Your task:
Exclude the pictures; give every entry again exactly as written.

Extracted information:
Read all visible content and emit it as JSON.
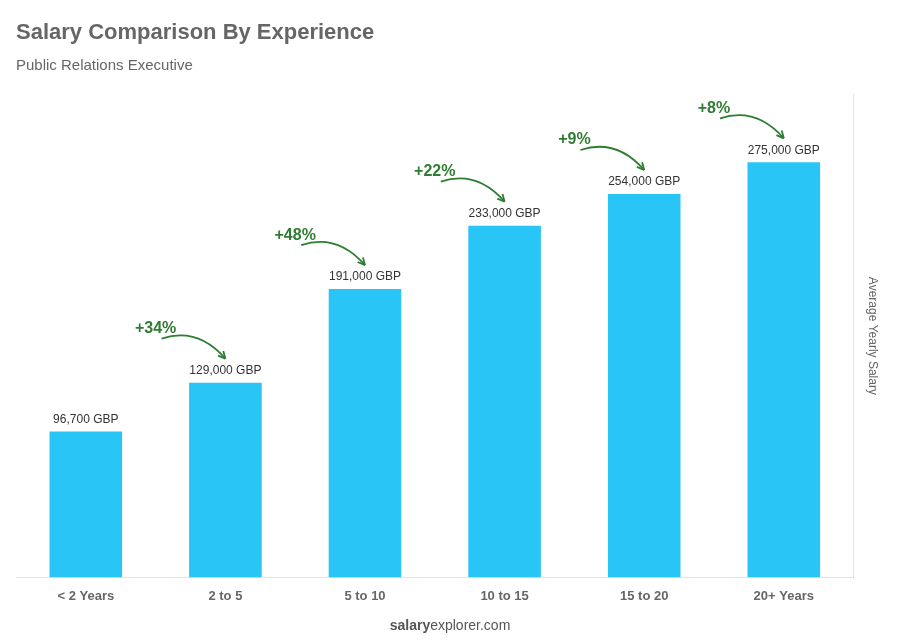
{
  "chart_data": {
    "type": "bar",
    "title": "Salary Comparison By Experience",
    "subtitle": "Public Relations Executive",
    "categories": [
      "< 2 Years",
      "2 to 5",
      "5 to 10",
      "10 to 15",
      "15 to 20",
      "20+ Years"
    ],
    "values": [
      96700,
      129000,
      191000,
      233000,
      254000,
      275000
    ],
    "value_labels": [
      "96,700 GBP",
      "129,000 GBP",
      "191,000 GBP",
      "233,000 GBP",
      "254,000 GBP",
      "275,000 GBP"
    ],
    "data_labels": true,
    "color": "#29c5f6",
    "ylim": [
      0,
      320000
    ],
    "y_label": "Average Yearly Salary",
    "tick_labels": "x",
    "grid": false,
    "annotations": [
      {
        "text": "+34%",
        "from": "< 2 Years",
        "to": "2 to 5"
      },
      {
        "text": "+48%",
        "from": "2 to 5",
        "to": "5 to 10"
      },
      {
        "text": "+22%",
        "from": "5 to 10",
        "to": "10 to 15"
      },
      {
        "text": "+9%",
        "from": "10 to 15",
        "to": "15 to 20"
      },
      {
        "text": "+8%",
        "from": "15 to 20",
        "to": "20+ Years"
      }
    ],
    "watermark": [
      "salary",
      "explorer.com"
    ]
  }
}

Answer to this exercise:
Read all visible content and emit it as JSON.
{
  "chart_data": {
    "type": "bar",
    "title": "Salary Comparison By Experience",
    "subtitle": "Public Relations Executive",
    "categories": [
      "< 2 Years",
      "2 to 5",
      "5 to 10",
      "10 to 15",
      "15 to 20",
      "20+ Years"
    ],
    "values": [
      96700,
      129000,
      191000,
      233000,
      254000,
      275000
    ],
    "value_labels": [
      "96,700 GBP",
      "129,000 GBP",
      "191,000 GBP",
      "233,000 GBP",
      "254,000 GBP",
      "275,000 GBP"
    ],
    "data_labels": true,
    "color": "#29c5f6",
    "ylim": [
      0,
      320000
    ],
    "y_label": "Average Yearly Salary",
    "tick_labels": "x",
    "grid": false,
    "annotations": [
      {
        "text": "+34%",
        "from": "< 2 Years",
        "to": "2 to 5"
      },
      {
        "text": "+48%",
        "from": "2 to 5",
        "to": "5 to 10"
      },
      {
        "text": "+22%",
        "from": "5 to 10",
        "to": "10 to 15"
      },
      {
        "text": "+9%",
        "from": "10 to 15",
        "to": "15 to 20"
      },
      {
        "text": "+8%",
        "from": "15 to 20",
        "to": "20+ Years"
      }
    ],
    "watermark": [
      "salary",
      "explorer.com"
    ]
  }
}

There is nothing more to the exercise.